WHAT YOU WILL DO
Select every line containing the word "this" from the material, and copy those lines.

[BEGIN GIVEN ENTRIES]

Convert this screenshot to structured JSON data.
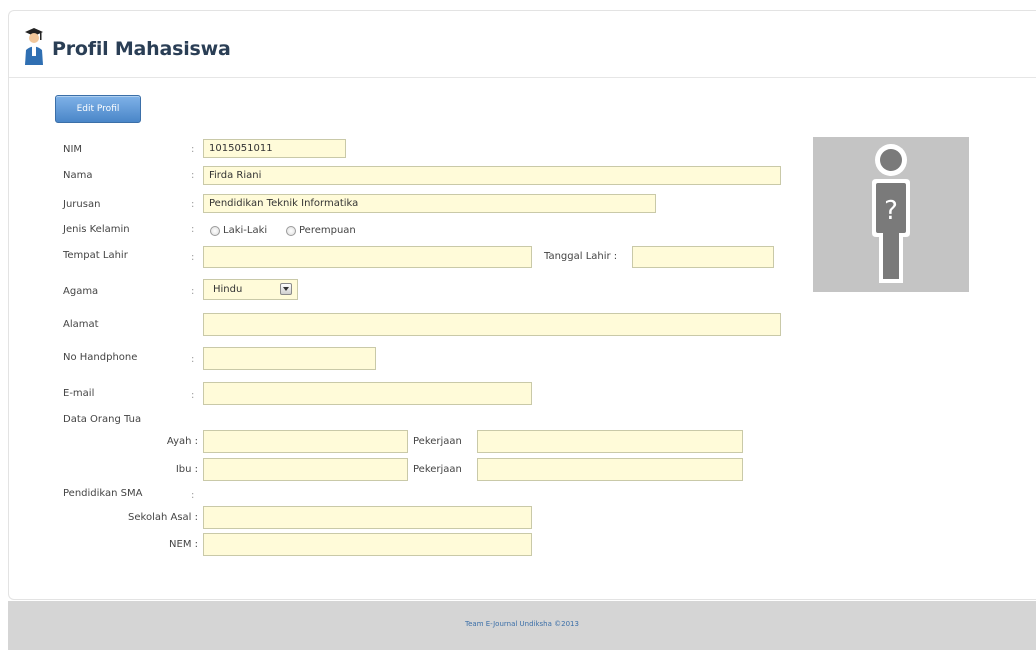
{
  "header": {
    "title": "Profil Mahasiswa",
    "icon": "student-graduate-icon"
  },
  "toolbar": {
    "edit_label": "Edit Profil"
  },
  "labels": {
    "nim": "NIM",
    "nama": "Nama",
    "jurusan": "Jurusan",
    "jenis_kelamin": "Jenis Kelamin",
    "tempat_lahir": "Tempat Lahir",
    "tanggal_lahir": "Tanggal Lahir :",
    "agama": "Agama",
    "alamat": "Alamat",
    "no_handphone": "No Handphone",
    "email": "E-mail",
    "data_orang_tua": "Data Orang Tua",
    "ayah": "Ayah :",
    "ibu": "Ibu :",
    "pekerjaan": "Pekerjaan",
    "pendidikan_sma": "Pendidikan SMA",
    "sekolah_asal": "Sekolah Asal :",
    "nem": "NEM :"
  },
  "separator": ":",
  "values": {
    "nim": "1015051011",
    "nama": "Firda Riani",
    "jurusan": "Pendidikan Teknik Informatika",
    "tempat_lahir": "",
    "tanggal_lahir": "",
    "agama": "Hindu",
    "alamat": "",
    "no_handphone": "",
    "email": "",
    "ayah": "",
    "ayah_pekerjaan": "",
    "ibu": "",
    "ibu_pekerjaan": "",
    "sekolah_asal": "",
    "nem": ""
  },
  "gender_options": [
    "Laki-Laki",
    "Perempuan"
  ],
  "photo": {
    "placeholder_glyph": "?",
    "icon": "unknown-person-icon"
  },
  "footer": {
    "text": "Team E-Journal Undiksha ©2013"
  },
  "colors": {
    "title": "#2a3e55",
    "button": "#4a86c8",
    "field_bg": "#fffbd9",
    "footer_bg": "#d5d5d5",
    "footer_text": "#3b6fa8"
  }
}
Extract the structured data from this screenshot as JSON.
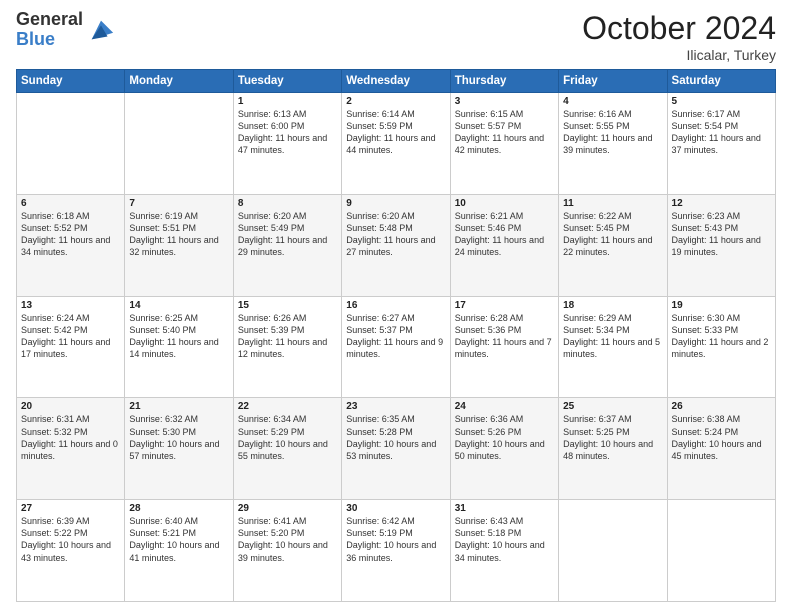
{
  "header": {
    "logo_general": "General",
    "logo_blue": "Blue",
    "month_title": "October 2024",
    "subtitle": "Ilicalar, Turkey"
  },
  "weekdays": [
    "Sunday",
    "Monday",
    "Tuesday",
    "Wednesday",
    "Thursday",
    "Friday",
    "Saturday"
  ],
  "weeks": [
    [
      {
        "day": null,
        "sunrise": null,
        "sunset": null,
        "daylight": null
      },
      {
        "day": null,
        "sunrise": null,
        "sunset": null,
        "daylight": null
      },
      {
        "day": "1",
        "sunrise": "Sunrise: 6:13 AM",
        "sunset": "Sunset: 6:00 PM",
        "daylight": "Daylight: 11 hours and 47 minutes."
      },
      {
        "day": "2",
        "sunrise": "Sunrise: 6:14 AM",
        "sunset": "Sunset: 5:59 PM",
        "daylight": "Daylight: 11 hours and 44 minutes."
      },
      {
        "day": "3",
        "sunrise": "Sunrise: 6:15 AM",
        "sunset": "Sunset: 5:57 PM",
        "daylight": "Daylight: 11 hours and 42 minutes."
      },
      {
        "day": "4",
        "sunrise": "Sunrise: 6:16 AM",
        "sunset": "Sunset: 5:55 PM",
        "daylight": "Daylight: 11 hours and 39 minutes."
      },
      {
        "day": "5",
        "sunrise": "Sunrise: 6:17 AM",
        "sunset": "Sunset: 5:54 PM",
        "daylight": "Daylight: 11 hours and 37 minutes."
      }
    ],
    [
      {
        "day": "6",
        "sunrise": "Sunrise: 6:18 AM",
        "sunset": "Sunset: 5:52 PM",
        "daylight": "Daylight: 11 hours and 34 minutes."
      },
      {
        "day": "7",
        "sunrise": "Sunrise: 6:19 AM",
        "sunset": "Sunset: 5:51 PM",
        "daylight": "Daylight: 11 hours and 32 minutes."
      },
      {
        "day": "8",
        "sunrise": "Sunrise: 6:20 AM",
        "sunset": "Sunset: 5:49 PM",
        "daylight": "Daylight: 11 hours and 29 minutes."
      },
      {
        "day": "9",
        "sunrise": "Sunrise: 6:20 AM",
        "sunset": "Sunset: 5:48 PM",
        "daylight": "Daylight: 11 hours and 27 minutes."
      },
      {
        "day": "10",
        "sunrise": "Sunrise: 6:21 AM",
        "sunset": "Sunset: 5:46 PM",
        "daylight": "Daylight: 11 hours and 24 minutes."
      },
      {
        "day": "11",
        "sunrise": "Sunrise: 6:22 AM",
        "sunset": "Sunset: 5:45 PM",
        "daylight": "Daylight: 11 hours and 22 minutes."
      },
      {
        "day": "12",
        "sunrise": "Sunrise: 6:23 AM",
        "sunset": "Sunset: 5:43 PM",
        "daylight": "Daylight: 11 hours and 19 minutes."
      }
    ],
    [
      {
        "day": "13",
        "sunrise": "Sunrise: 6:24 AM",
        "sunset": "Sunset: 5:42 PM",
        "daylight": "Daylight: 11 hours and 17 minutes."
      },
      {
        "day": "14",
        "sunrise": "Sunrise: 6:25 AM",
        "sunset": "Sunset: 5:40 PM",
        "daylight": "Daylight: 11 hours and 14 minutes."
      },
      {
        "day": "15",
        "sunrise": "Sunrise: 6:26 AM",
        "sunset": "Sunset: 5:39 PM",
        "daylight": "Daylight: 11 hours and 12 minutes."
      },
      {
        "day": "16",
        "sunrise": "Sunrise: 6:27 AM",
        "sunset": "Sunset: 5:37 PM",
        "daylight": "Daylight: 11 hours and 9 minutes."
      },
      {
        "day": "17",
        "sunrise": "Sunrise: 6:28 AM",
        "sunset": "Sunset: 5:36 PM",
        "daylight": "Daylight: 11 hours and 7 minutes."
      },
      {
        "day": "18",
        "sunrise": "Sunrise: 6:29 AM",
        "sunset": "Sunset: 5:34 PM",
        "daylight": "Daylight: 11 hours and 5 minutes."
      },
      {
        "day": "19",
        "sunrise": "Sunrise: 6:30 AM",
        "sunset": "Sunset: 5:33 PM",
        "daylight": "Daylight: 11 hours and 2 minutes."
      }
    ],
    [
      {
        "day": "20",
        "sunrise": "Sunrise: 6:31 AM",
        "sunset": "Sunset: 5:32 PM",
        "daylight": "Daylight: 11 hours and 0 minutes."
      },
      {
        "day": "21",
        "sunrise": "Sunrise: 6:32 AM",
        "sunset": "Sunset: 5:30 PM",
        "daylight": "Daylight: 10 hours and 57 minutes."
      },
      {
        "day": "22",
        "sunrise": "Sunrise: 6:34 AM",
        "sunset": "Sunset: 5:29 PM",
        "daylight": "Daylight: 10 hours and 55 minutes."
      },
      {
        "day": "23",
        "sunrise": "Sunrise: 6:35 AM",
        "sunset": "Sunset: 5:28 PM",
        "daylight": "Daylight: 10 hours and 53 minutes."
      },
      {
        "day": "24",
        "sunrise": "Sunrise: 6:36 AM",
        "sunset": "Sunset: 5:26 PM",
        "daylight": "Daylight: 10 hours and 50 minutes."
      },
      {
        "day": "25",
        "sunrise": "Sunrise: 6:37 AM",
        "sunset": "Sunset: 5:25 PM",
        "daylight": "Daylight: 10 hours and 48 minutes."
      },
      {
        "day": "26",
        "sunrise": "Sunrise: 6:38 AM",
        "sunset": "Sunset: 5:24 PM",
        "daylight": "Daylight: 10 hours and 45 minutes."
      }
    ],
    [
      {
        "day": "27",
        "sunrise": "Sunrise: 6:39 AM",
        "sunset": "Sunset: 5:22 PM",
        "daylight": "Daylight: 10 hours and 43 minutes."
      },
      {
        "day": "28",
        "sunrise": "Sunrise: 6:40 AM",
        "sunset": "Sunset: 5:21 PM",
        "daylight": "Daylight: 10 hours and 41 minutes."
      },
      {
        "day": "29",
        "sunrise": "Sunrise: 6:41 AM",
        "sunset": "Sunset: 5:20 PM",
        "daylight": "Daylight: 10 hours and 39 minutes."
      },
      {
        "day": "30",
        "sunrise": "Sunrise: 6:42 AM",
        "sunset": "Sunset: 5:19 PM",
        "daylight": "Daylight: 10 hours and 36 minutes."
      },
      {
        "day": "31",
        "sunrise": "Sunrise: 6:43 AM",
        "sunset": "Sunset: 5:18 PM",
        "daylight": "Daylight: 10 hours and 34 minutes."
      },
      {
        "day": null,
        "sunrise": null,
        "sunset": null,
        "daylight": null
      },
      {
        "day": null,
        "sunrise": null,
        "sunset": null,
        "daylight": null
      }
    ]
  ]
}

[END GIVEN ENTRIES]

FULL RESPONSE
Convert this screenshot to structured JSON data.
Extract the structured data from this screenshot as JSON.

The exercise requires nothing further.